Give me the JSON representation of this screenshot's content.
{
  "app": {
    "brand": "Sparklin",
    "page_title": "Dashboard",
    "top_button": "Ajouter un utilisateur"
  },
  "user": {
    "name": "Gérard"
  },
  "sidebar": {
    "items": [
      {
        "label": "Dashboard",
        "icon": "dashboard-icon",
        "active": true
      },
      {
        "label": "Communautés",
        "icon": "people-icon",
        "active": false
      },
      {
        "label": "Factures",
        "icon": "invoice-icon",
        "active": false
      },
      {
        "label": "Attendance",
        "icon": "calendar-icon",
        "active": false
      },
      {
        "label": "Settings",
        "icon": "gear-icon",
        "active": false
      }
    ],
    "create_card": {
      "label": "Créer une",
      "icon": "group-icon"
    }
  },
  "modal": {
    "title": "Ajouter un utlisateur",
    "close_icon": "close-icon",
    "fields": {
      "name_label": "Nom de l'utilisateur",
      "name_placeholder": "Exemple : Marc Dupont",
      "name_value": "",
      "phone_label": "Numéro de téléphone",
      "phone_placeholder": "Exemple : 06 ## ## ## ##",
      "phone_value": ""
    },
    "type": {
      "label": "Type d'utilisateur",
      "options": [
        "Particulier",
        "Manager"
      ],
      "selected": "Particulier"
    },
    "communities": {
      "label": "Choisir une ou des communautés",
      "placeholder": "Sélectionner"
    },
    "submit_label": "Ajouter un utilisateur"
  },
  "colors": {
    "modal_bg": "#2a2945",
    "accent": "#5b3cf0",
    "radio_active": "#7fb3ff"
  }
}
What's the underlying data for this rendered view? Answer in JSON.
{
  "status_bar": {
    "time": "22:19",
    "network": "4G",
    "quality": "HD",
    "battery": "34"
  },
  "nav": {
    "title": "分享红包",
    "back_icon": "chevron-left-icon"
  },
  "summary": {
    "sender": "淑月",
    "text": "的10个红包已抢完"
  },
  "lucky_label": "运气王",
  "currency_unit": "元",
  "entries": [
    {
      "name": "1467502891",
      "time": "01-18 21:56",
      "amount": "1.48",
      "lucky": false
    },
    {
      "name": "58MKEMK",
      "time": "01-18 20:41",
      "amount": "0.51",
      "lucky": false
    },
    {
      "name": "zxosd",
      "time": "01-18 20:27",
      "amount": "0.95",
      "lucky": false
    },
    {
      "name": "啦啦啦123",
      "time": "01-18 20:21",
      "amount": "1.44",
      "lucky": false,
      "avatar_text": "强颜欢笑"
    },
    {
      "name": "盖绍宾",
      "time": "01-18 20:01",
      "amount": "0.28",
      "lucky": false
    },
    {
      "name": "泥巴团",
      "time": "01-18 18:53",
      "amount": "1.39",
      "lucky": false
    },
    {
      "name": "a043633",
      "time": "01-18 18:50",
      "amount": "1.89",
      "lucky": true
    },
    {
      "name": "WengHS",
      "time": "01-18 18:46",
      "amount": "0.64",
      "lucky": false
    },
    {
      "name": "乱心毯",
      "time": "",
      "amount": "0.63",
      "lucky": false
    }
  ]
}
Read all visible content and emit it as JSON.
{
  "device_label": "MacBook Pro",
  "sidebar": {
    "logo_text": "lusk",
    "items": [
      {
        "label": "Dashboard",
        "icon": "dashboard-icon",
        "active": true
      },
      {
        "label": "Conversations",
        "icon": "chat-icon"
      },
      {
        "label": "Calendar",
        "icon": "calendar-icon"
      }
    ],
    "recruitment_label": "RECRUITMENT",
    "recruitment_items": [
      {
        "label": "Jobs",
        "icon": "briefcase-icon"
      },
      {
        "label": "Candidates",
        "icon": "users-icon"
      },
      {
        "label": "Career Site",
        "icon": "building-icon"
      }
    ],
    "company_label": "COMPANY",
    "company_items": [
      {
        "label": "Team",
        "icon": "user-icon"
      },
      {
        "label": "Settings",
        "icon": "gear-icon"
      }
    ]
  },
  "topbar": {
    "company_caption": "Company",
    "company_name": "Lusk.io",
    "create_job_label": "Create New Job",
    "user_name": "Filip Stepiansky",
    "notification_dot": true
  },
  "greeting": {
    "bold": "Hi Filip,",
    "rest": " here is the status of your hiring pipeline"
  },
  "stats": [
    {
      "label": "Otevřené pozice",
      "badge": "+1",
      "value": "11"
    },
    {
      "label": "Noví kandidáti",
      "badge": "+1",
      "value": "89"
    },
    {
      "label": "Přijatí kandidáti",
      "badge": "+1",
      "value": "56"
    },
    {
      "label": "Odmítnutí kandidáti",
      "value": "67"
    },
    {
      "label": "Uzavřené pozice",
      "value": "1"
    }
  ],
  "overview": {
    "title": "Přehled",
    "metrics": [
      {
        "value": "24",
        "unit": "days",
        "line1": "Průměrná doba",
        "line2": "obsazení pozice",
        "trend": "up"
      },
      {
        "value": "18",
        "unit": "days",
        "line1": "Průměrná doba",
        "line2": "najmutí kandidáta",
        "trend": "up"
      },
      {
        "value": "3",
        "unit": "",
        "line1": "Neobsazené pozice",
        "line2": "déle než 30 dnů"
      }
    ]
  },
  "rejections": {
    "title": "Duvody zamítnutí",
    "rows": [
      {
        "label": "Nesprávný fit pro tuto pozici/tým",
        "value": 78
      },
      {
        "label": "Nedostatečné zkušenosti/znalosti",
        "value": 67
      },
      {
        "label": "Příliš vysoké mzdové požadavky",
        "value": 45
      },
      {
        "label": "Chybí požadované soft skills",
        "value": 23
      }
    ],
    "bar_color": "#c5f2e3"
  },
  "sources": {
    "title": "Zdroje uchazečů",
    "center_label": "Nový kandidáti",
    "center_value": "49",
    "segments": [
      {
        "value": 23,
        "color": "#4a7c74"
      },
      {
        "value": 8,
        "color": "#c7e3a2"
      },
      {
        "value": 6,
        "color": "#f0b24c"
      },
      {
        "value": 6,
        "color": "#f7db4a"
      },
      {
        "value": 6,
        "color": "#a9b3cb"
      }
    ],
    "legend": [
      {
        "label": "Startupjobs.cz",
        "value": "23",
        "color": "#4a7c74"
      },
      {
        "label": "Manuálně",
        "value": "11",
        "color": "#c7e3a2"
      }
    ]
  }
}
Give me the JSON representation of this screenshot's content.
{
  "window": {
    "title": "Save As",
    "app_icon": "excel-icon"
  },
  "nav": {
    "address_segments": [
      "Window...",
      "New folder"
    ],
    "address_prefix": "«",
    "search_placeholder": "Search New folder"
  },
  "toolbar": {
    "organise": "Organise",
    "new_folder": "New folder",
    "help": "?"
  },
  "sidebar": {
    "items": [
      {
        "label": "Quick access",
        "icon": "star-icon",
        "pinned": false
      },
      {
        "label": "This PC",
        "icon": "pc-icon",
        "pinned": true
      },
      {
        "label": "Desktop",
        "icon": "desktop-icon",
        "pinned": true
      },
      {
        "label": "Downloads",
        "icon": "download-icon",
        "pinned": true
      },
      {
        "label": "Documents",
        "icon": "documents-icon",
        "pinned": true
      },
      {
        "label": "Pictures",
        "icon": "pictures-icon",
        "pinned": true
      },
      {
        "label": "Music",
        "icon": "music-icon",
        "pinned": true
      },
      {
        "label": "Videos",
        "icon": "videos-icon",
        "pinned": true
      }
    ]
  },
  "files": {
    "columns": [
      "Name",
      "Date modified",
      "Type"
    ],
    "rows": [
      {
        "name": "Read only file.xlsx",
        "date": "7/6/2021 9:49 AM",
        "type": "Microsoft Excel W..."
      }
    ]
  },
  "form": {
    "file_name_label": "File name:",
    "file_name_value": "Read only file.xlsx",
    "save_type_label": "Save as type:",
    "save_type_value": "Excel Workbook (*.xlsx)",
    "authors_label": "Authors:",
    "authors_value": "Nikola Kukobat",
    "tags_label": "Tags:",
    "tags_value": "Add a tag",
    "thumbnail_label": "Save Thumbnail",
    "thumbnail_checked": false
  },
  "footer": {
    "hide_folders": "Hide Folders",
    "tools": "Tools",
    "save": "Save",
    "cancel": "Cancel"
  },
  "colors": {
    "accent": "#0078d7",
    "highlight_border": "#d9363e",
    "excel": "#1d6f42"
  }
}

++++++

* Stated problem: Track down the lines that include the word "only" and copy them.

* Solution:
        "name": "Read only file.xlsx",
    "file_name_value": "Read only file.xlsx",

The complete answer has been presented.